▶ What is needed
Repeat every entry word for word, but leave the images out of your copy.
Exercise inputs: Begin
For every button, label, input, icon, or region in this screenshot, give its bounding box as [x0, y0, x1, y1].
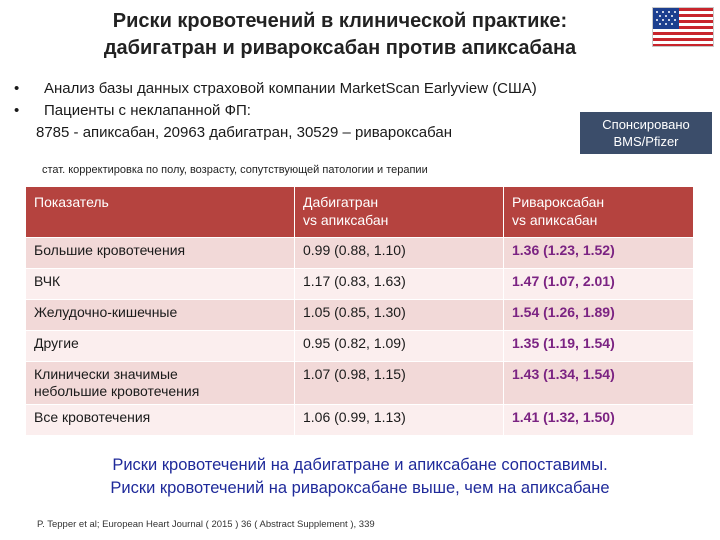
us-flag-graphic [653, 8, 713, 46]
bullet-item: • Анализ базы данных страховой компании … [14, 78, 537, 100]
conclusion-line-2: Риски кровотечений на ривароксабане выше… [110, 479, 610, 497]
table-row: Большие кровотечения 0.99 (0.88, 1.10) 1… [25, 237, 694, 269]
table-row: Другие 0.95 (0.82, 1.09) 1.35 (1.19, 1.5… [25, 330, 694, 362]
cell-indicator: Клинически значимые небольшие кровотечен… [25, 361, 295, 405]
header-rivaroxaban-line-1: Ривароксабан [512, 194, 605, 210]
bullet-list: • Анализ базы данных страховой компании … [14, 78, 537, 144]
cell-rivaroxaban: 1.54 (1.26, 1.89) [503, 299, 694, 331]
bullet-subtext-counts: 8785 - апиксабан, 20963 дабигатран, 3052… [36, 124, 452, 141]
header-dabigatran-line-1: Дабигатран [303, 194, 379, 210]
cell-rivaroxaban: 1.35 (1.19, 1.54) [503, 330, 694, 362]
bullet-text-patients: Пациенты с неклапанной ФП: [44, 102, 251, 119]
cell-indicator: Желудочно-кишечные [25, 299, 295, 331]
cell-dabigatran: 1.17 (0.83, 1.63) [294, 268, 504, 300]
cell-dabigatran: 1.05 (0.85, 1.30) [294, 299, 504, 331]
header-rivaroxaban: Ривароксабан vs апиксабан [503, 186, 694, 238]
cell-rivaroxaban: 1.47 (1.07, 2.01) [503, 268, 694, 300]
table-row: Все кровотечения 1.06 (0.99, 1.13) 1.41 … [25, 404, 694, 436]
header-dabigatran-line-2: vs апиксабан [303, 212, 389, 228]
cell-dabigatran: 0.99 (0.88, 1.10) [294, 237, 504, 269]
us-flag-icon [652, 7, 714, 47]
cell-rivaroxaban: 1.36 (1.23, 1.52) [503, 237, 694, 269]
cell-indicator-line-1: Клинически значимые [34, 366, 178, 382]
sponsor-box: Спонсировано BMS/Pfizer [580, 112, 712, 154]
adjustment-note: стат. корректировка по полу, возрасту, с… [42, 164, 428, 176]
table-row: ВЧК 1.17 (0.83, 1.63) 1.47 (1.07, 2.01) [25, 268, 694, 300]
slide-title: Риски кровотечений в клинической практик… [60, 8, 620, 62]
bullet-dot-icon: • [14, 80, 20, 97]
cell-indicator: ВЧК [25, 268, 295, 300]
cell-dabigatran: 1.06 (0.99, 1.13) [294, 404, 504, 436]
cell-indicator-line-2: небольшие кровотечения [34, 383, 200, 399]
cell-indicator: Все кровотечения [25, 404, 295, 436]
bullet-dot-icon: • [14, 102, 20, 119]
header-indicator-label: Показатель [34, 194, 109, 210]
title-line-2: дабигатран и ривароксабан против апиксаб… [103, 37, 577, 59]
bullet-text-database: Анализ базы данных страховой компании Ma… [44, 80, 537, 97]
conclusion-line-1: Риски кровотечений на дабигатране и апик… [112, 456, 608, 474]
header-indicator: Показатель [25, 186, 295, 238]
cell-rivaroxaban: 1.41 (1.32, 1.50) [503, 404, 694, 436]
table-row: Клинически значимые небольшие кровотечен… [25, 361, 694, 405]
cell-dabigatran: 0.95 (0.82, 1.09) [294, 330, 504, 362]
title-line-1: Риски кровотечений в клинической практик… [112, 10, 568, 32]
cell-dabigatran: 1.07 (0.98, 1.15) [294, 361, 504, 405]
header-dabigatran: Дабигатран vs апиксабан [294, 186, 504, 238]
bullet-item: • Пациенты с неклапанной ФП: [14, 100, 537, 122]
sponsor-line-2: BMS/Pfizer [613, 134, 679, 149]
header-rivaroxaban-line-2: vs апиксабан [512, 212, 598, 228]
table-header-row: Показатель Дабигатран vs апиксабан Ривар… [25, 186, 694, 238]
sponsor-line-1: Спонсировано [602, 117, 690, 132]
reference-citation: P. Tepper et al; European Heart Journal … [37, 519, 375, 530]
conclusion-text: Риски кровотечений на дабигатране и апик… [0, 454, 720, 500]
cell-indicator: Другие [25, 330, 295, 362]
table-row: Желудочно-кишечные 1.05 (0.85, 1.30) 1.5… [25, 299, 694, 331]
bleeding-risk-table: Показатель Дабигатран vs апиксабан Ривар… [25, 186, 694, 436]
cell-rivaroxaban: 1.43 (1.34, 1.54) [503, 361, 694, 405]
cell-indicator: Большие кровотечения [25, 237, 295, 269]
Exercise inputs: End
▶ Task solution
For every button, label, input, icon, or region in this screenshot, give its bounding box as [x0, y0, x1, y1].
us-flag-graphic [653, 8, 713, 46]
bullet-item: • Анализ базы данных страховой компании … [14, 78, 537, 100]
conclusion-line-2: Риски кровотечений на ривароксабане выше… [110, 479, 610, 497]
table-row: Большие кровотечения 0.99 (0.88, 1.10) 1… [25, 237, 694, 269]
table-row: Другие 0.95 (0.82, 1.09) 1.35 (1.19, 1.5… [25, 330, 694, 362]
cell-indicator: Клинически значимые небольшие кровотечен… [25, 361, 295, 405]
header-rivaroxaban-line-1: Ривароксабан [512, 194, 605, 210]
bullet-list: • Анализ базы данных страховой компании … [14, 78, 537, 144]
cell-rivaroxaban: 1.54 (1.26, 1.89) [503, 299, 694, 331]
bullet-subtext-counts: 8785 - апиксабан, 20963 дабигатран, 3052… [36, 124, 452, 141]
header-dabigatran-line-1: Дабигатран [303, 194, 379, 210]
cell-rivaroxaban: 1.35 (1.19, 1.54) [503, 330, 694, 362]
bullet-text-patients: Пациенты с неклапанной ФП: [44, 102, 251, 119]
cell-indicator: Желудочно-кишечные [25, 299, 295, 331]
cell-dabigatran: 1.17 (0.83, 1.63) [294, 268, 504, 300]
cell-dabigatran: 1.05 (0.85, 1.30) [294, 299, 504, 331]
header-rivaroxaban: Ривароксабан vs апиксабан [503, 186, 694, 238]
cell-rivaroxaban: 1.47 (1.07, 2.01) [503, 268, 694, 300]
table-row: Все кровотечения 1.06 (0.99, 1.13) 1.41 … [25, 404, 694, 436]
header-dabigatran-line-2: vs апиксабан [303, 212, 389, 228]
cell-dabigatran: 0.99 (0.88, 1.10) [294, 237, 504, 269]
us-flag-icon [652, 7, 714, 47]
cell-rivaroxaban: 1.36 (1.23, 1.52) [503, 237, 694, 269]
cell-indicator-line-1: Клинически значимые [34, 366, 178, 382]
sponsor-box: Спонсировано BMS/Pfizer [580, 112, 712, 154]
adjustment-note: стат. корректировка по полу, возрасту, с… [42, 164, 428, 176]
table-row: ВЧК 1.17 (0.83, 1.63) 1.47 (1.07, 2.01) [25, 268, 694, 300]
slide-title: Риски кровотечений в клинической практик… [60, 8, 620, 62]
bullet-dot-icon: • [14, 80, 20, 97]
cell-indicator: ВЧК [25, 268, 295, 300]
cell-dabigatran: 1.06 (0.99, 1.13) [294, 404, 504, 436]
cell-indicator-line-2: небольшие кровотечения [34, 383, 200, 399]
cell-indicator: Все кровотечения [25, 404, 295, 436]
bullet-dot-icon: • [14, 102, 20, 119]
header-indicator-label: Показатель [34, 194, 109, 210]
title-line-2: дабигатран и ривароксабан против апиксаб… [103, 37, 577, 59]
bullet-text-database: Анализ базы данных страховой компании Ma… [44, 80, 537, 97]
conclusion-line-1: Риски кровотечений на дабигатране и апик… [112, 456, 608, 474]
header-indicator: Показатель [25, 186, 295, 238]
cell-rivaroxaban: 1.41 (1.32, 1.50) [503, 404, 694, 436]
table-row: Клинически значимые небольшие кровотечен… [25, 361, 694, 405]
cell-dabigatran: 0.95 (0.82, 1.09) [294, 330, 504, 362]
title-line-1: Риски кровотечений в клинической практик… [112, 10, 568, 32]
cell-dabigatran: 1.07 (0.98, 1.15) [294, 361, 504, 405]
header-dabigatran: Дабигатран vs апиксабан [294, 186, 504, 238]
bullet-item: • Пациенты с неклапанной ФП: [14, 100, 537, 122]
sponsor-line-2: BMS/Pfizer [613, 134, 679, 149]
header-rivaroxaban-line-2: vs апиксабан [512, 212, 598, 228]
table-header-row: Показатель Дабигатран vs апиксабан Ривар… [25, 186, 694, 238]
sponsor-line-1: Спонсировано [602, 117, 690, 132]
reference-citation: P. Tepper et al; European Heart Journal … [37, 519, 375, 530]
conclusion-text: Риски кровотечений на дабигатране и апик… [0, 454, 720, 500]
cell-indicator: Другие [25, 330, 295, 362]
table-row: Желудочно-кишечные 1.05 (0.85, 1.30) 1.5… [25, 299, 694, 331]
bleeding-risk-table: Показатель Дабигатран vs апиксабан Ривар… [25, 186, 694, 436]
cell-rivaroxaban: 1.43 (1.34, 1.54) [503, 361, 694, 405]
cell-indicator: Большие кровотечения [25, 237, 295, 269]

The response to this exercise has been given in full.